● **What is being asked**
Where does the string "Purchases" appear in the records? Copy every line that contains it.

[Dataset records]
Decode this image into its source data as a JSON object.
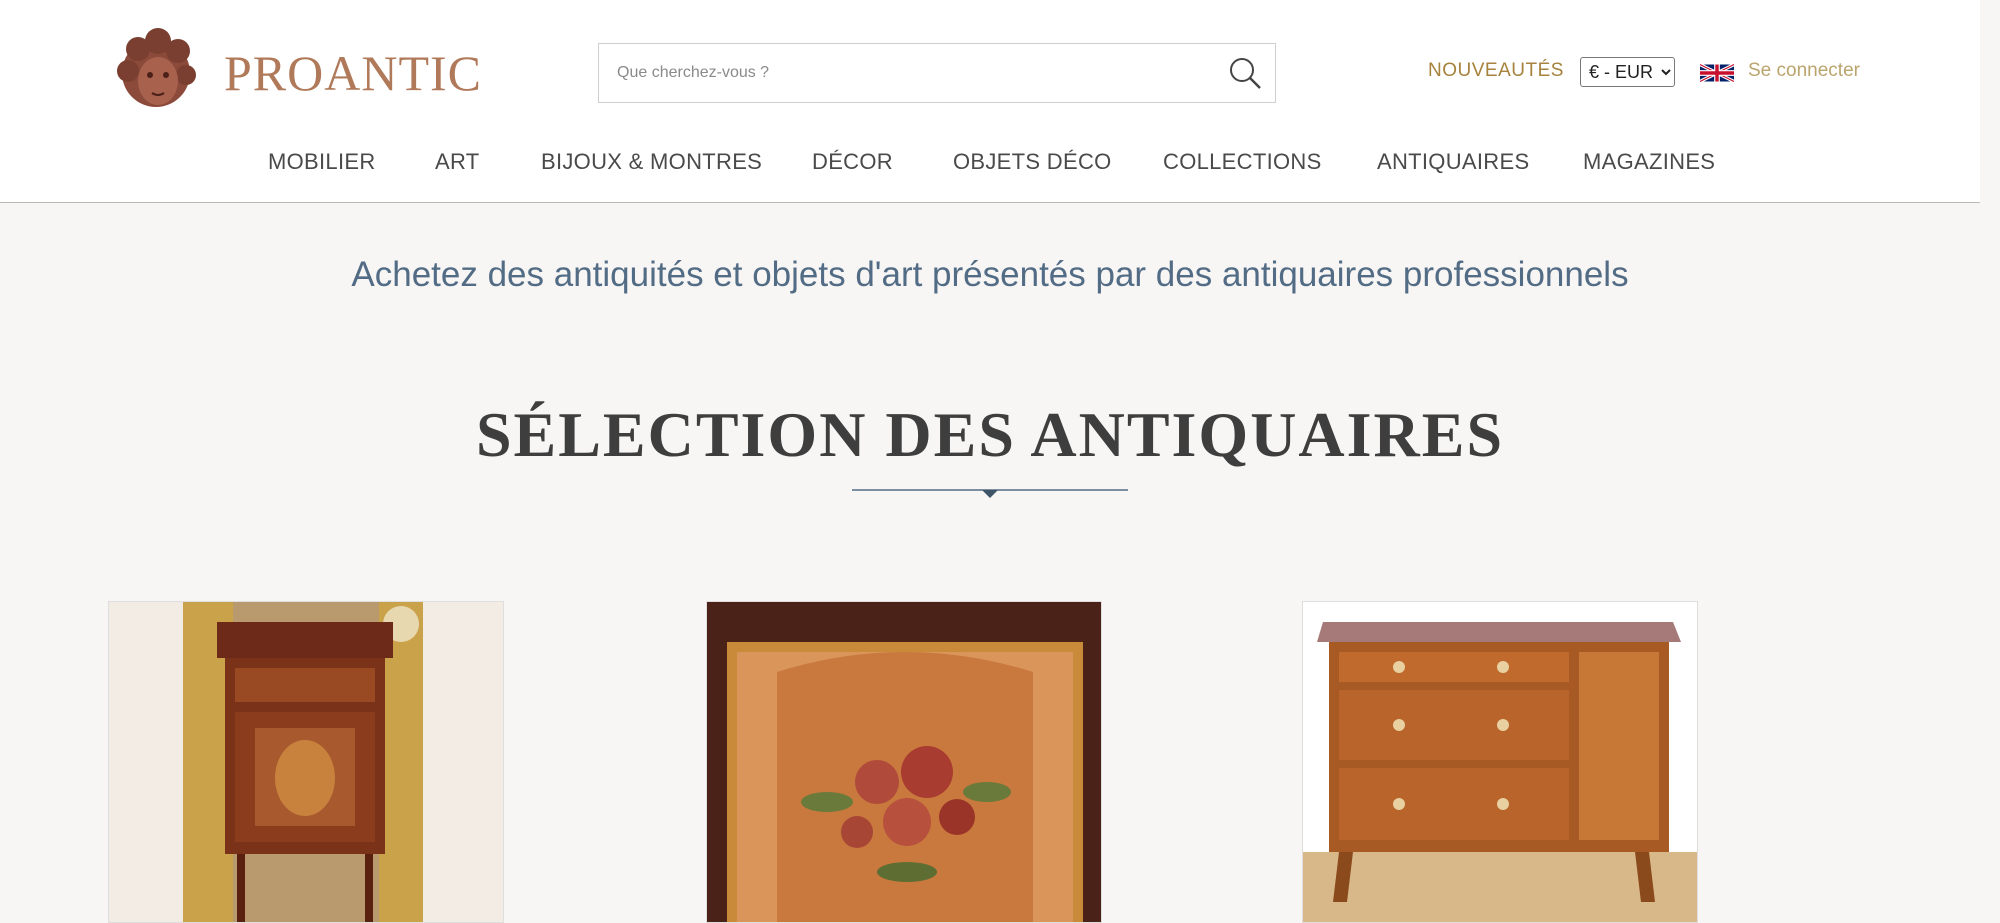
{
  "brand": {
    "name": "PROANTIC"
  },
  "search": {
    "placeholder": "Que cherchez-vous ?"
  },
  "header": {
    "new_label": "NOUVEAUTÉS",
    "currency_selected": "€ - EUR",
    "login_label": "Se connecter",
    "accent_color": "#a6823d"
  },
  "nav": {
    "items": [
      "MOBILIER",
      "ART",
      "BIJOUX & MONTRES",
      "DÉCOR",
      "OBJETS DÉCO",
      "COLLECTIONS",
      "ANTIQUAIRES",
      "MAGAZINES"
    ]
  },
  "main": {
    "tagline": "Achetez des antiquités et objets d'art présentés par des antiquaires professionnels",
    "section_title": "SÉLECTION DES ANTIQUAIRES"
  },
  "products": [
    {
      "image": "inlaid-bedside-cabinet"
    },
    {
      "image": "framed-floral-tapestry"
    },
    {
      "image": "marble-top-commode"
    }
  ],
  "icons": {
    "search": "search-icon",
    "flag": "uk-flag-icon",
    "logo": "cherub-head-logo"
  }
}
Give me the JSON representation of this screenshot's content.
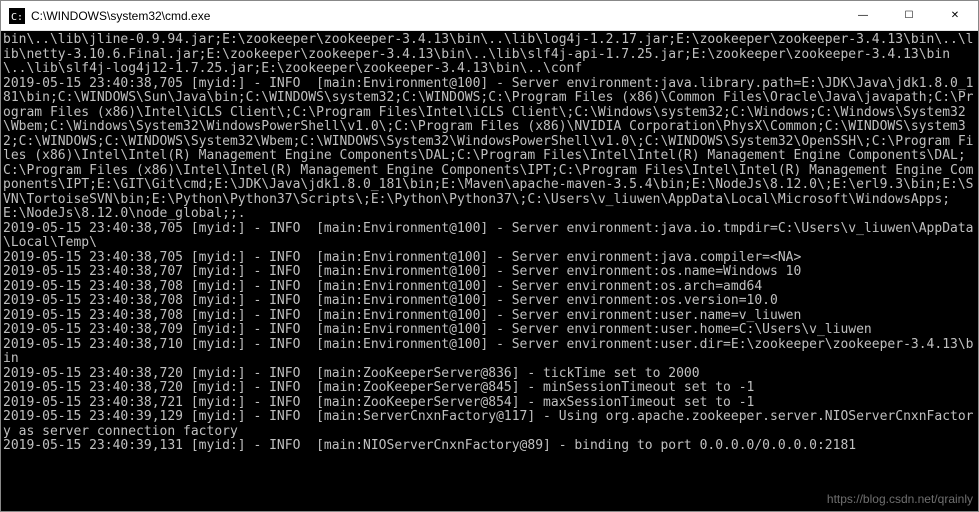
{
  "titlebar": {
    "icon": "cmd-icon",
    "title": "C:\\WINDOWS\\system32\\cmd.exe"
  },
  "controls": {
    "minimize": "—",
    "maximize": "☐",
    "close": "✕"
  },
  "console_lines": [
    "bin\\..\\lib\\jline-0.9.94.jar;E:\\zookeeper\\zookeeper-3.4.13\\bin\\..\\lib\\log4j-1.2.17.jar;E:\\zookeeper\\zookeeper-3.4.13\\bin\\..\\lib\\netty-3.10.6.Final.jar;E:\\zookeeper\\zookeeper-3.4.13\\bin\\..\\lib\\slf4j-api-1.7.25.jar;E:\\zookeeper\\zookeeper-3.4.13\\bin\\..\\lib\\slf4j-log4j12-1.7.25.jar;E:\\zookeeper\\zookeeper-3.4.13\\bin\\..\\conf",
    "2019-05-15 23:40:38,705 [myid:] - INFO  [main:Environment@100] - Server environment:java.library.path=E:\\JDK\\Java\\jdk1.8.0_181\\bin;C:\\WINDOWS\\Sun\\Java\\bin;C:\\WINDOWS\\system32;C:\\WINDOWS;C:\\Program Files (x86)\\Common Files\\Oracle\\Java\\javapath;C:\\Program Files (x86)\\Intel\\iCLS Client\\;C:\\Program Files\\Intel\\iCLS Client\\;C:\\Windows\\system32;C:\\Windows;C:\\Windows\\System32\\Wbem;C:\\Windows\\System32\\WindowsPowerShell\\v1.0\\;C:\\Program Files (x86)\\NVIDIA Corporation\\PhysX\\Common;C:\\WINDOWS\\system32;C:\\WINDOWS;C:\\WINDOWS\\System32\\Wbem;C:\\WINDOWS\\System32\\WindowsPowerShell\\v1.0\\;C:\\WINDOWS\\System32\\OpenSSH\\;C:\\Program Files (x86)\\Intel\\Intel(R) Management Engine Components\\DAL;C:\\Program Files\\Intel\\Intel(R) Management Engine Components\\DAL;C:\\Program Files (x86)\\Intel\\Intel(R) Management Engine Components\\IPT;C:\\Program Files\\Intel\\Intel(R) Management Engine Components\\IPT;E:\\GIT\\Git\\cmd;E:\\JDK\\Java\\jdk1.8.0_181\\bin;E:\\Maven\\apache-maven-3.5.4\\bin;E:\\NodeJs\\8.12.0\\;E:\\erl9.3\\bin;E:\\SVN\\TortoiseSVN\\bin;E:\\Python\\Python37\\Scripts\\;E:\\Python\\Python37\\;C:\\Users\\v_liuwen\\AppData\\Local\\Microsoft\\WindowsApps;E:\\NodeJs\\8.12.0\\node_global;;.",
    "2019-05-15 23:40:38,705 [myid:] - INFO  [main:Environment@100] - Server environment:java.io.tmpdir=C:\\Users\\v_liuwen\\AppData\\Local\\Temp\\",
    "2019-05-15 23:40:38,705 [myid:] - INFO  [main:Environment@100] - Server environment:java.compiler=<NA>",
    "2019-05-15 23:40:38,707 [myid:] - INFO  [main:Environment@100] - Server environment:os.name=Windows 10",
    "2019-05-15 23:40:38,708 [myid:] - INFO  [main:Environment@100] - Server environment:os.arch=amd64",
    "2019-05-15 23:40:38,708 [myid:] - INFO  [main:Environment@100] - Server environment:os.version=10.0",
    "2019-05-15 23:40:38,708 [myid:] - INFO  [main:Environment@100] - Server environment:user.name=v_liuwen",
    "2019-05-15 23:40:38,709 [myid:] - INFO  [main:Environment@100] - Server environment:user.home=C:\\Users\\v_liuwen",
    "2019-05-15 23:40:38,710 [myid:] - INFO  [main:Environment@100] - Server environment:user.dir=E:\\zookeeper\\zookeeper-3.4.13\\bin",
    "",
    "2019-05-15 23:40:38,720 [myid:] - INFO  [main:ZooKeeperServer@836] - tickTime set to 2000",
    "2019-05-15 23:40:38,720 [myid:] - INFO  [main:ZooKeeperServer@845] - minSessionTimeout set to -1",
    "2019-05-15 23:40:38,721 [myid:] - INFO  [main:ZooKeeperServer@854] - maxSessionTimeout set to -1",
    "2019-05-15 23:40:39,129 [myid:] - INFO  [main:ServerCnxnFactory@117] - Using org.apache.zookeeper.server.NIOServerCnxnFactory as server connection factory",
    "2019-05-15 23:40:39,131 [myid:] - INFO  [main:NIOServerCnxnFactory@89] - binding to port 0.0.0.0/0.0.0.0:2181"
  ],
  "watermark": "https://blog.csdn.net/qrainly"
}
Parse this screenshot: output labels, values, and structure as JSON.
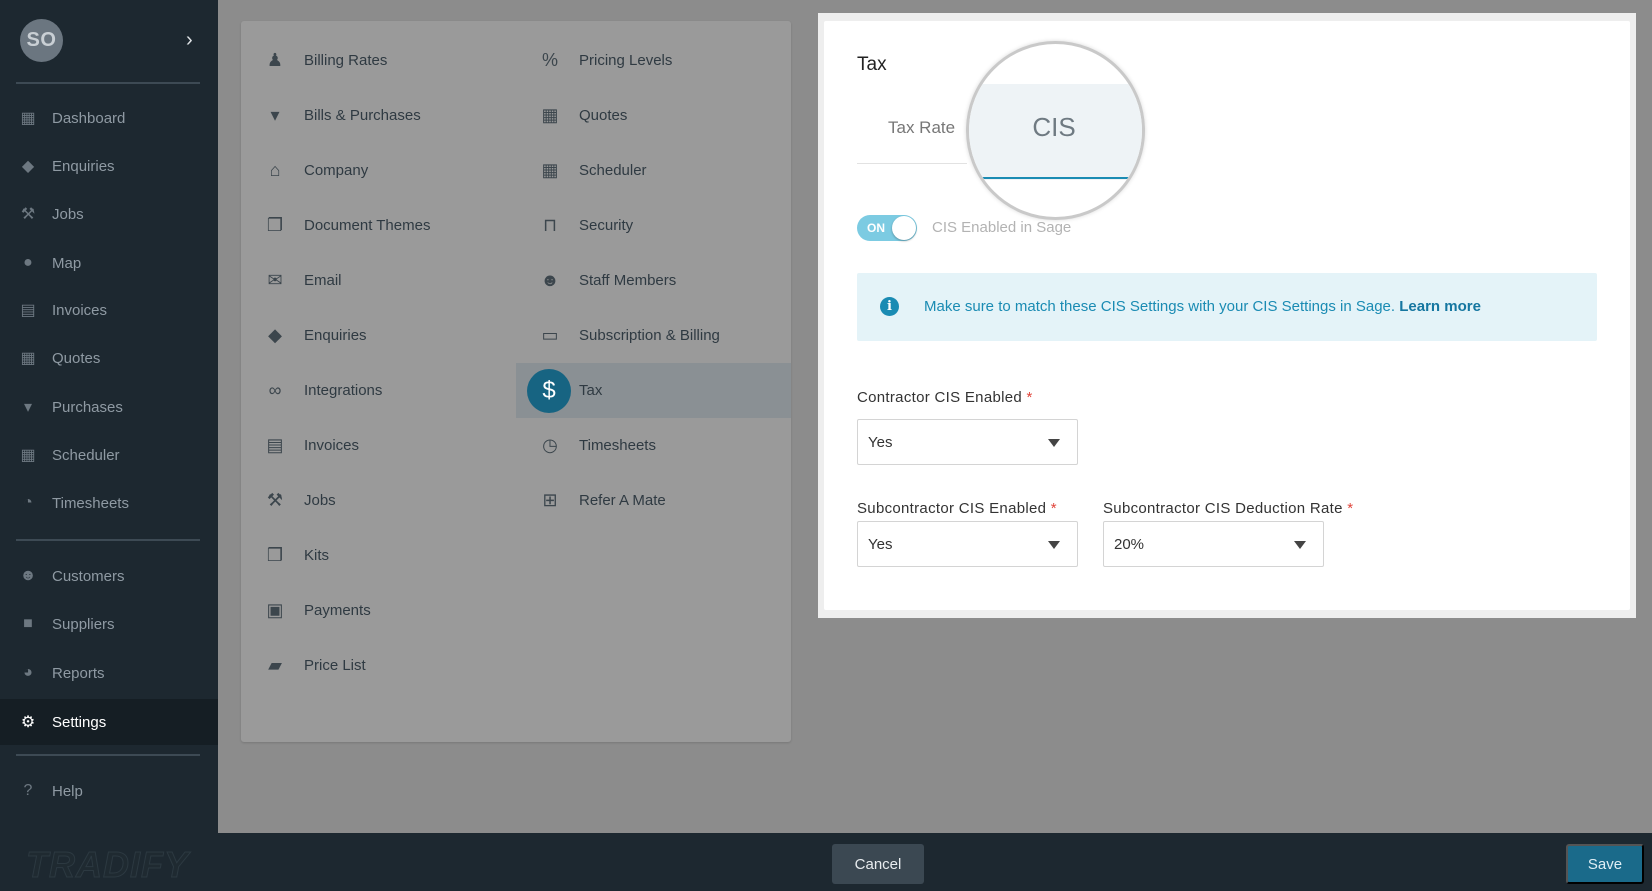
{
  "sidebar": {
    "avatar_initials": "SO",
    "expand_icon": "chevron-right-icon",
    "items": [
      {
        "label": "Dashboard",
        "icon": "dashboard-icon"
      },
      {
        "label": "Enquiries",
        "icon": "tags-icon"
      },
      {
        "label": "Jobs",
        "icon": "hammer-icon"
      },
      {
        "label": "Map",
        "icon": "map-pin-icon"
      },
      {
        "label": "Invoices",
        "icon": "invoice-icon"
      },
      {
        "label": "Quotes",
        "icon": "calculator-icon"
      },
      {
        "label": "Purchases",
        "icon": "cart-icon"
      },
      {
        "label": "Scheduler",
        "icon": "calendar-icon"
      },
      {
        "label": "Timesheets",
        "icon": "clock-icon"
      },
      {
        "label": "Customers",
        "icon": "users-icon"
      },
      {
        "label": "Suppliers",
        "icon": "truck-icon"
      },
      {
        "label": "Reports",
        "icon": "pie-chart-icon"
      },
      {
        "label": "Settings",
        "icon": "gear-icon"
      },
      {
        "label": "Help",
        "icon": "help-icon"
      }
    ],
    "active": "Settings",
    "brand": "TRADIFY"
  },
  "settings_grid": {
    "left": [
      {
        "label": "Billing Rates",
        "icon": "person-icon"
      },
      {
        "label": "Bills & Purchases",
        "icon": "cart-icon"
      },
      {
        "label": "Company",
        "icon": "home-icon"
      },
      {
        "label": "Document Themes",
        "icon": "copy-icon"
      },
      {
        "label": "Email",
        "icon": "envelope-icon"
      },
      {
        "label": "Enquiries",
        "icon": "tags-icon"
      },
      {
        "label": "Integrations",
        "icon": "link-icon"
      },
      {
        "label": "Invoices",
        "icon": "file-icon"
      },
      {
        "label": "Jobs",
        "icon": "hammer-icon"
      },
      {
        "label": "Kits",
        "icon": "cubes-icon"
      },
      {
        "label": "Payments",
        "icon": "money-icon"
      },
      {
        "label": "Price List",
        "icon": "book-icon"
      }
    ],
    "right": [
      {
        "label": "Pricing Levels",
        "icon": "percent-icon"
      },
      {
        "label": "Quotes",
        "icon": "calculator-icon"
      },
      {
        "label": "Scheduler",
        "icon": "calendar-icon"
      },
      {
        "label": "Security",
        "icon": "unlock-icon"
      },
      {
        "label": "Staff Members",
        "icon": "users-icon"
      },
      {
        "label": "Subscription & Billing",
        "icon": "credit-card-icon"
      },
      {
        "label": "Tax",
        "icon": "dollar-icon"
      },
      {
        "label": "Timesheets",
        "icon": "clock-icon"
      },
      {
        "label": "Refer A Mate",
        "icon": "gift-icon"
      }
    ],
    "selected": "Tax"
  },
  "tax_card": {
    "title": "Tax",
    "tabs": [
      "Tax Rate",
      "CIS"
    ],
    "active_tab": "CIS",
    "toggle": {
      "state": "ON",
      "label": "CIS Enabled in Sage"
    },
    "info": {
      "text": "Make sure to match these CIS Settings with your CIS Settings in Sage.",
      "link": "Learn more"
    },
    "fields": {
      "contractor_enabled": {
        "label": "Contractor CIS Enabled",
        "required": "*",
        "value": "Yes"
      },
      "subcontractor_enabled": {
        "label": "Subcontractor CIS Enabled",
        "required": "*",
        "value": "Yes"
      },
      "subcontractor_rate": {
        "label": "Subcontractor CIS Deduction Rate",
        "required": "*",
        "value": "20%"
      }
    }
  },
  "footer": {
    "cancel_label": "Cancel",
    "save_label": "Save"
  },
  "colors": {
    "sidebar_bg": "#1d2830",
    "accent": "#1a8bb3",
    "save_button": "#1a6a8a",
    "selected_icon_bg": "#176482",
    "required": "#e0443a"
  }
}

● **Output**
        "label": "Purchases",
        "label": "Bills & Purchases",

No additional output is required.